Stated task —
Return each line containing "firms".

───

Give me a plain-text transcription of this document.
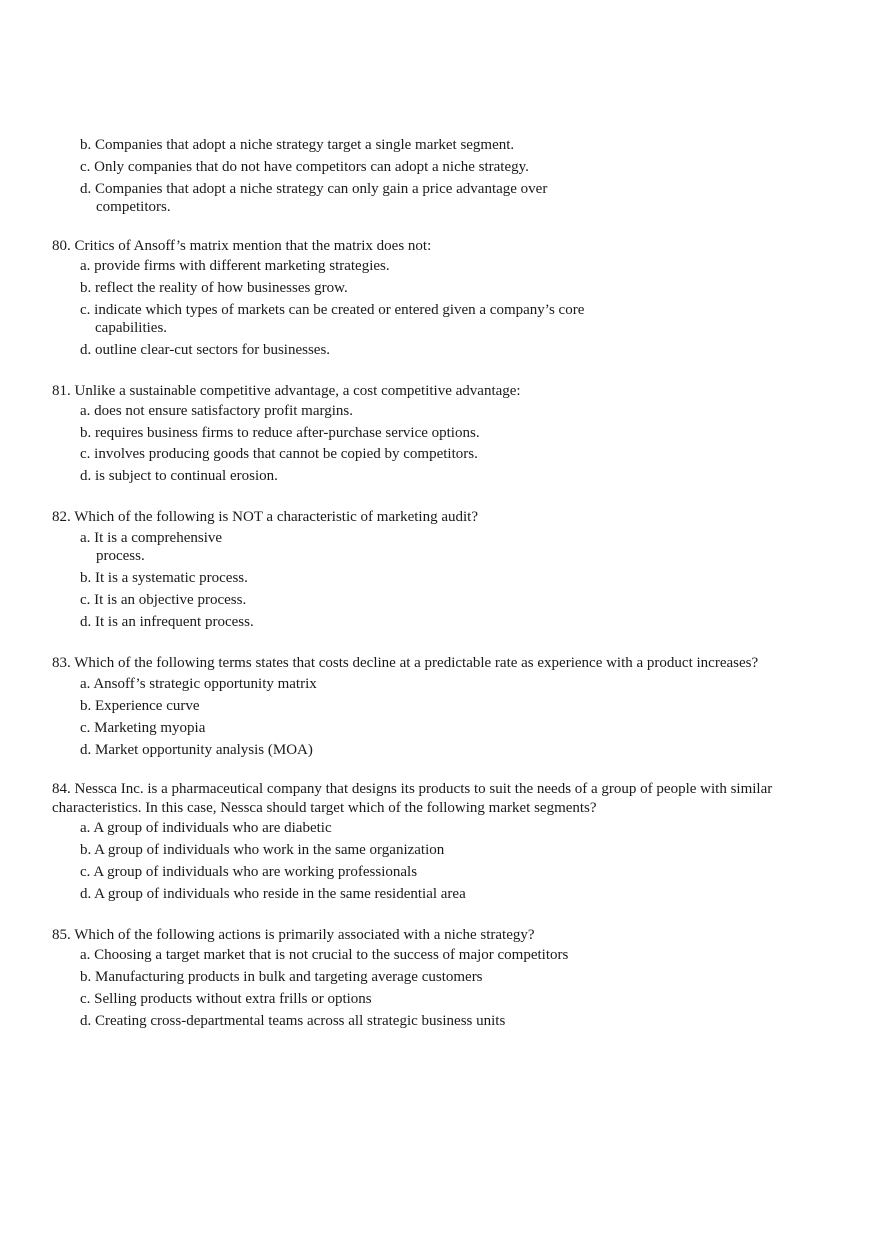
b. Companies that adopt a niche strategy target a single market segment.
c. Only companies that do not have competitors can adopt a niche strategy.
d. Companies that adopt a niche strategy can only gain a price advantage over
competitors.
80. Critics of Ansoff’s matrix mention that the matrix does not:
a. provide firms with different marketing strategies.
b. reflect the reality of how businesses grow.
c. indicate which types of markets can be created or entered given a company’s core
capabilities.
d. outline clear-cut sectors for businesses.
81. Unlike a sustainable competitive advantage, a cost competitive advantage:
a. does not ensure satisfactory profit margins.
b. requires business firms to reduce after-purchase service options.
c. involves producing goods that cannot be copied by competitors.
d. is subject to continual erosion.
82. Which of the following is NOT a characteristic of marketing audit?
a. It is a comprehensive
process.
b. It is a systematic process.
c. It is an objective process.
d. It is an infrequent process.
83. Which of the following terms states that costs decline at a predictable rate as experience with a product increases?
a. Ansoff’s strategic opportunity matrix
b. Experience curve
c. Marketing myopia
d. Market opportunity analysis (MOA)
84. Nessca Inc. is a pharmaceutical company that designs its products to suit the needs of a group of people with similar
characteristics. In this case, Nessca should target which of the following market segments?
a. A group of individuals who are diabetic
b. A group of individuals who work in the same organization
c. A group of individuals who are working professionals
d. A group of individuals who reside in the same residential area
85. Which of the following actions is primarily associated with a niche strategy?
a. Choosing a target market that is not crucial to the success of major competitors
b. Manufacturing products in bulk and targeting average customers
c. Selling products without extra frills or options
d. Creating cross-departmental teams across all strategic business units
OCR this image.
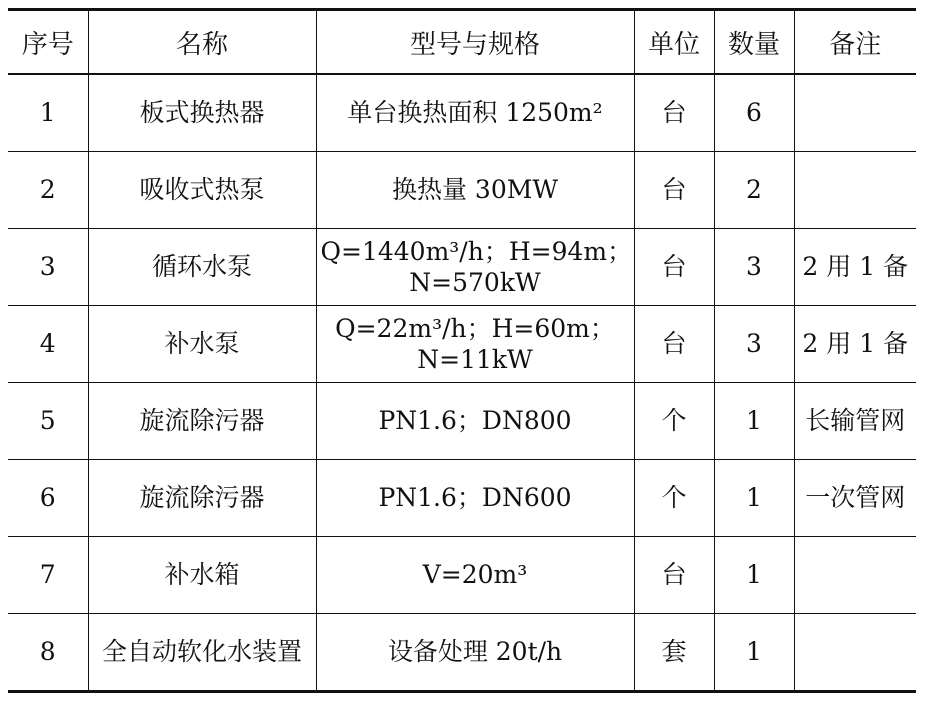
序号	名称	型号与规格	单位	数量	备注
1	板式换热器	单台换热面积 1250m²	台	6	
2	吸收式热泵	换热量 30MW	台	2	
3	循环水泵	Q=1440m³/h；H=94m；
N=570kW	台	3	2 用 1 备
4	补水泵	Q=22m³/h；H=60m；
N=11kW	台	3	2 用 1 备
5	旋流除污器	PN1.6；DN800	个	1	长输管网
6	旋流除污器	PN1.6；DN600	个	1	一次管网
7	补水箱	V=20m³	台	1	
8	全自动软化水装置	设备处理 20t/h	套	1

───

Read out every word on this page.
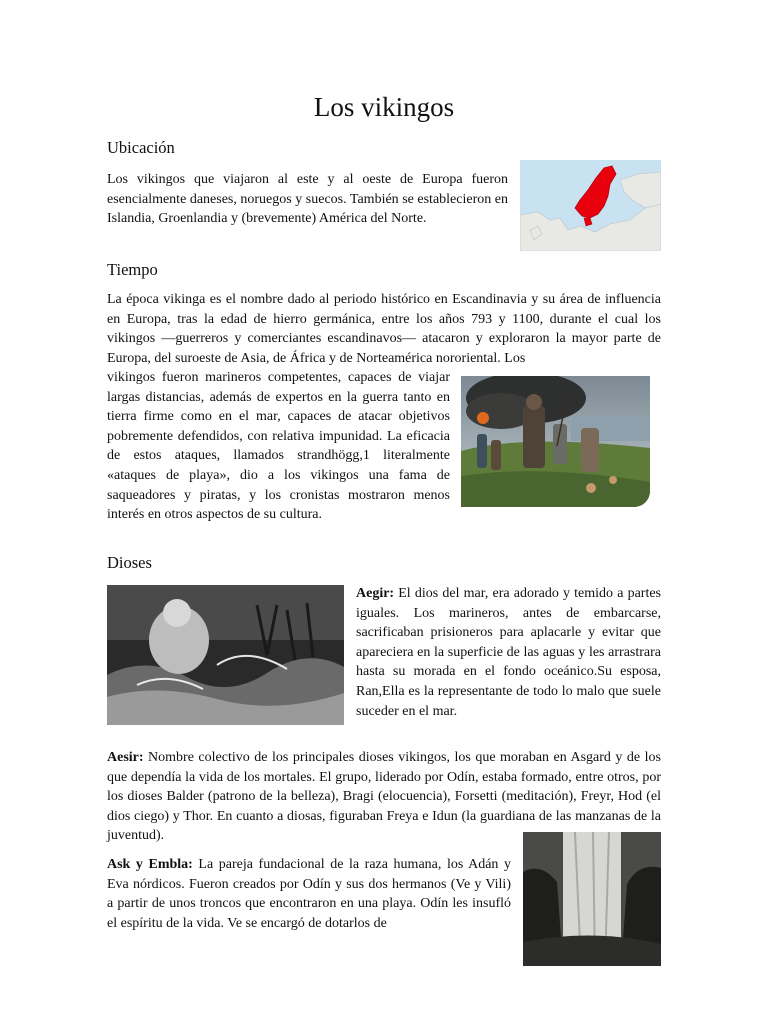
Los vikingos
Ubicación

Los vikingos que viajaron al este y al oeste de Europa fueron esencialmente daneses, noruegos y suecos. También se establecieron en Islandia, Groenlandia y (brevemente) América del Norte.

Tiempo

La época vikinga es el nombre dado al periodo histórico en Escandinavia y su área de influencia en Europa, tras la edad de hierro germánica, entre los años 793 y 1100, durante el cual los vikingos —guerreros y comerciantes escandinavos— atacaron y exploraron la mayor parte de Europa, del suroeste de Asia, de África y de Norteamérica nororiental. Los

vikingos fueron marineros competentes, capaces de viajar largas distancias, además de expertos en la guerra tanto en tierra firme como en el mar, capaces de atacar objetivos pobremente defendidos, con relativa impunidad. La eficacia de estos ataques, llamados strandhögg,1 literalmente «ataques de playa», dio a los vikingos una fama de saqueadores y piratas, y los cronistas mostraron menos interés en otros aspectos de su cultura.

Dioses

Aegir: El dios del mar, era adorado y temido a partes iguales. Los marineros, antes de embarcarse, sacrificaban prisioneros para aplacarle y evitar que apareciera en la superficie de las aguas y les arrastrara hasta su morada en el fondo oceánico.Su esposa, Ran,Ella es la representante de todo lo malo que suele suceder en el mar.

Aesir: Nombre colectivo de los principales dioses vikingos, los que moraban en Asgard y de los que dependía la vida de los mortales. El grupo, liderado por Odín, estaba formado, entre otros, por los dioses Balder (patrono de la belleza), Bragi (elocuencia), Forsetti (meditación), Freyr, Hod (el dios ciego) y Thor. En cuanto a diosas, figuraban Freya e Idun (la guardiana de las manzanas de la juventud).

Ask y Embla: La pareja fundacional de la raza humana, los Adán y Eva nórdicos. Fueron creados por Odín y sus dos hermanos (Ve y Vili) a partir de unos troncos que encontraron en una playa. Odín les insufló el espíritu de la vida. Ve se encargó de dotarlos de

───

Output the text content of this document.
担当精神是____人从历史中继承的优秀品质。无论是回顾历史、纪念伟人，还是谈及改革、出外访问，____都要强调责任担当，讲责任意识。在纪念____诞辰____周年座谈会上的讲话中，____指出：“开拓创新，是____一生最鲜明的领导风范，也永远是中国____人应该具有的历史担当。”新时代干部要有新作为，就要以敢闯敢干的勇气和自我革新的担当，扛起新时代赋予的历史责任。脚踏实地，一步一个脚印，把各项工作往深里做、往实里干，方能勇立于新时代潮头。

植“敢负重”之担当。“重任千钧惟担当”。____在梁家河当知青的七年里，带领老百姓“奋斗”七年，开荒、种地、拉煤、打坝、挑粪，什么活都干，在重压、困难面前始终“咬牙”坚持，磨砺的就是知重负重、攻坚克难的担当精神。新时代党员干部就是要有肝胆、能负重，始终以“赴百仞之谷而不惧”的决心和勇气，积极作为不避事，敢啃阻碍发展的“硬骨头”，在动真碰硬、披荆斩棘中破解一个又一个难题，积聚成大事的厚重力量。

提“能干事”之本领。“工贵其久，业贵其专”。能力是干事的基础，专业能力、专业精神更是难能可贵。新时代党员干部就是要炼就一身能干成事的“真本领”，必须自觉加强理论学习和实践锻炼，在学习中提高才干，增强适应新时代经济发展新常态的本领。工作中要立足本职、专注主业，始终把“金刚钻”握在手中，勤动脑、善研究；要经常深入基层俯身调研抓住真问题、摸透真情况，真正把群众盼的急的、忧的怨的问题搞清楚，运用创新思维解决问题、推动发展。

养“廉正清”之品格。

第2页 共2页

───

Result —
a. provide firms with different marketing strategies.
b. requires business firms to reduce after-purchase service options.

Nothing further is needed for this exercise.